**EXTRACT TO READ:**
-- Start --
This page describes a power supply for AC synchronous motors as used in many turntables - in my case an original Rega 2. The idea of the construction is to provide an electronic speed control, as it is a pain to change the speed of the Rega (lift off the platter and platter mat, move the belt, refit the platter and finally the mat). Using the TTPSU you can change speed electronically.

Another feature is the speed adjustment: The original Rega's was known for precise 33 RPM, but the 45 RPM was a little off speed. Using the TTPSU the 45 RPM speed can be adjusted individually of the 33 RPM.


The power supply descriped here, is for turntables with 2 phase AC motor, like Linn, Rega, AR, Heybrook, Goldring and many, many more. The main features of the power supply are:

  • X-tal controlled speed. The TTPSU can change speed by the push of a button - no need to move the belt on the pulley.

  • Speed selection - 2 to 4 speeds can be configured and adjusted.

  • Speed adjustment by varying the AC frequency in 0.1% steps.

  • Approx. 15W output capability.

  • DC free AC output. Also, spikes and noise on the net is eliminated.

  • Optional lowering of the operating speed after start-up (110V->85V, 230>170V). High voltage output time can be set to 10, 25 seconds or always. A lower operating speed reduces the vibrations from the motor.

  • Speed ramping to allow speed changes with the pickup in the groove with a minimum of vibrations and "soft" startup.

  • 3 button control.
-- End --
**DATA ROWS:**
-- Start --
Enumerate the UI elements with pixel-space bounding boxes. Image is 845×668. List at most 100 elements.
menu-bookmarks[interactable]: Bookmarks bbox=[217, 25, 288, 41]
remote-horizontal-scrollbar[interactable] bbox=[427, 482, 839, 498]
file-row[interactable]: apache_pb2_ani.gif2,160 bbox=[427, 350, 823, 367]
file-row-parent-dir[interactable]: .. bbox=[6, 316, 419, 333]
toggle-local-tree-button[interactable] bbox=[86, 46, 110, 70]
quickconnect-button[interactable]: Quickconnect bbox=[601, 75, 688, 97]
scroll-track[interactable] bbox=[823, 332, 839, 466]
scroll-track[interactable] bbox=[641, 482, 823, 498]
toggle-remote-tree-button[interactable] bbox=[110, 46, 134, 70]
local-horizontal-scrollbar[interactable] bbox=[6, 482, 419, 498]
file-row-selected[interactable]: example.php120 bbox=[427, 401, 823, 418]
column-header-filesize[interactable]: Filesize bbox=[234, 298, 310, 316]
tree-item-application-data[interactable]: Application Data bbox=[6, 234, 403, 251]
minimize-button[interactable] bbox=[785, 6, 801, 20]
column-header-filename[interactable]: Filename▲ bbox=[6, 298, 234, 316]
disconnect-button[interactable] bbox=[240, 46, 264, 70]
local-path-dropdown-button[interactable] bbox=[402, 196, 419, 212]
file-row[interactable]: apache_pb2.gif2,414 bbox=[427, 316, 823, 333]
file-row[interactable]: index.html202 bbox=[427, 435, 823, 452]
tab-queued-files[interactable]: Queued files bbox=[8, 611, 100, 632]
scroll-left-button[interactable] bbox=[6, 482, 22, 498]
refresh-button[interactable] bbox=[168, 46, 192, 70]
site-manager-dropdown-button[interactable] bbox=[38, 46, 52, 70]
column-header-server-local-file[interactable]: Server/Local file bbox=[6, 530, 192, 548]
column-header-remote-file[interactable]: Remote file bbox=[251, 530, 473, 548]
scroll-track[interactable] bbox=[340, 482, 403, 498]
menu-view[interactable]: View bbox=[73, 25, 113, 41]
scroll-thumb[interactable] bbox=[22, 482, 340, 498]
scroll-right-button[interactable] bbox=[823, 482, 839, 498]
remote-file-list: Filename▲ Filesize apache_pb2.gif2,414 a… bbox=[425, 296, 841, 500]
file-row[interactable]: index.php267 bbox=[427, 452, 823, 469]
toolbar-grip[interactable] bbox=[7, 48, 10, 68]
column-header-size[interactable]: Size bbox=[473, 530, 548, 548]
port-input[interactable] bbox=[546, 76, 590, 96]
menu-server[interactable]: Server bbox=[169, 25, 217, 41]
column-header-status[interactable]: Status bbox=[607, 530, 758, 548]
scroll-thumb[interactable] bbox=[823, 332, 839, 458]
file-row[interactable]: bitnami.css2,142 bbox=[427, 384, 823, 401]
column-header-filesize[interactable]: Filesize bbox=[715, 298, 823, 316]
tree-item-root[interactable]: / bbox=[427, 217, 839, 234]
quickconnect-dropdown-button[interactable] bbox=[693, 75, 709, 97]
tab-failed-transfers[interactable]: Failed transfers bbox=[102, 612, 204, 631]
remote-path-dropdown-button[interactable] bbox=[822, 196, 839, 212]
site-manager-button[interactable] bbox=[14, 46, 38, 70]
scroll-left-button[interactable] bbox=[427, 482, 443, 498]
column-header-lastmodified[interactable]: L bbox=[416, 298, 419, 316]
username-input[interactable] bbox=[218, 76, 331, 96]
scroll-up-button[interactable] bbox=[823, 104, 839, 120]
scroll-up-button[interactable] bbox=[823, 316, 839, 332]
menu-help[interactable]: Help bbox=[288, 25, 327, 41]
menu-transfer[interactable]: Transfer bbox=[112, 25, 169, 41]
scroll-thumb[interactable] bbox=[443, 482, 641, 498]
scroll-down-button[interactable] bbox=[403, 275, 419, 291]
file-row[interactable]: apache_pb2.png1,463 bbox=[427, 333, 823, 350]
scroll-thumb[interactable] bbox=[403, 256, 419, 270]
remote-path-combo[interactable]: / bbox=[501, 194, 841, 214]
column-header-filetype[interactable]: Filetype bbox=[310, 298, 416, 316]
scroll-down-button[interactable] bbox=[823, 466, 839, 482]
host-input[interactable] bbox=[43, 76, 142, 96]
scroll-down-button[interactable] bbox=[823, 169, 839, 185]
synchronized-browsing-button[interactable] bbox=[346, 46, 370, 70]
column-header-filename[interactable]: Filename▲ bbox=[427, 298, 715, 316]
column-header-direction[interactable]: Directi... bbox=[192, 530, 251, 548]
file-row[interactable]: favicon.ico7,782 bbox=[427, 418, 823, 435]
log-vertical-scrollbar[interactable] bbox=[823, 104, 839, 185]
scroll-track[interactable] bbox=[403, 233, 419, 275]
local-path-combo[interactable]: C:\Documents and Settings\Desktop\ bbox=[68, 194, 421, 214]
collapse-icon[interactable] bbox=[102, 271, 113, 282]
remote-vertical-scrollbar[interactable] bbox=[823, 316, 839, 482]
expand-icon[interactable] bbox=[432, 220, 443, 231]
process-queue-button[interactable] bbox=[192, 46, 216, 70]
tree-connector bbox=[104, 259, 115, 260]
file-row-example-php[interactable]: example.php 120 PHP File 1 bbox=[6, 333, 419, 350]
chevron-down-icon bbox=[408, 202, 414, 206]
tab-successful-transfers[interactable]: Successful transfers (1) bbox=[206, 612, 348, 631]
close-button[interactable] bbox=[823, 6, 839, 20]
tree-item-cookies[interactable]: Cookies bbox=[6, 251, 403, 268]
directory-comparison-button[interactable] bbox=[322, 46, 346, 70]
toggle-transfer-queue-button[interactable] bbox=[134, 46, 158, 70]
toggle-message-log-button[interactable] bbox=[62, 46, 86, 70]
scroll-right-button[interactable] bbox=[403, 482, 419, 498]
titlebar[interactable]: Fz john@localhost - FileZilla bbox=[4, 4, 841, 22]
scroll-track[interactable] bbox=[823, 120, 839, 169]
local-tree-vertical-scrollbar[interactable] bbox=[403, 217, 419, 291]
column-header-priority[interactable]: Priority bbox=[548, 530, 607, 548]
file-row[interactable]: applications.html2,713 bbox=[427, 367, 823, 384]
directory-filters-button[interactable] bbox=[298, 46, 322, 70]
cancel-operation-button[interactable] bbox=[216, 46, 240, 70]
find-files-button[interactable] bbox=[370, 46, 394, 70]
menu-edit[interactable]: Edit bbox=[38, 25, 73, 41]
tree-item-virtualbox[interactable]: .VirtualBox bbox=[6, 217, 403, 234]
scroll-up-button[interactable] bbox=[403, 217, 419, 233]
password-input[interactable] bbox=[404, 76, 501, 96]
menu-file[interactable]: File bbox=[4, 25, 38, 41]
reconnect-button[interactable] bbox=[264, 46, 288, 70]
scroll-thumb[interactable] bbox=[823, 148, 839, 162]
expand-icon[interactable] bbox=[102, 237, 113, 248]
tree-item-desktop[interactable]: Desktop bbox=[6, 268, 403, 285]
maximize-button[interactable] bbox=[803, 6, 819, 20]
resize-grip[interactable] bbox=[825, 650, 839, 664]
-- End --
**TASK INSTRUCTIONS:**
a: According to the turntable power supply text, in what step size can the AC frequency be varied to adjust speed?
b: Duplicate the turntable power supply text word for word, starting with "Another feature is" and going on through "the 33 RPM.".

**SOLUTIONS:**
a: In 0.1% steps.

b:
Another feature is the speed adjustment: The original Rega's was known for precise 33 RPM, but the 45 RPM was a little off speed. Using the TTPSU the 45 RPM speed can be adjusted individually of the 33 RPM.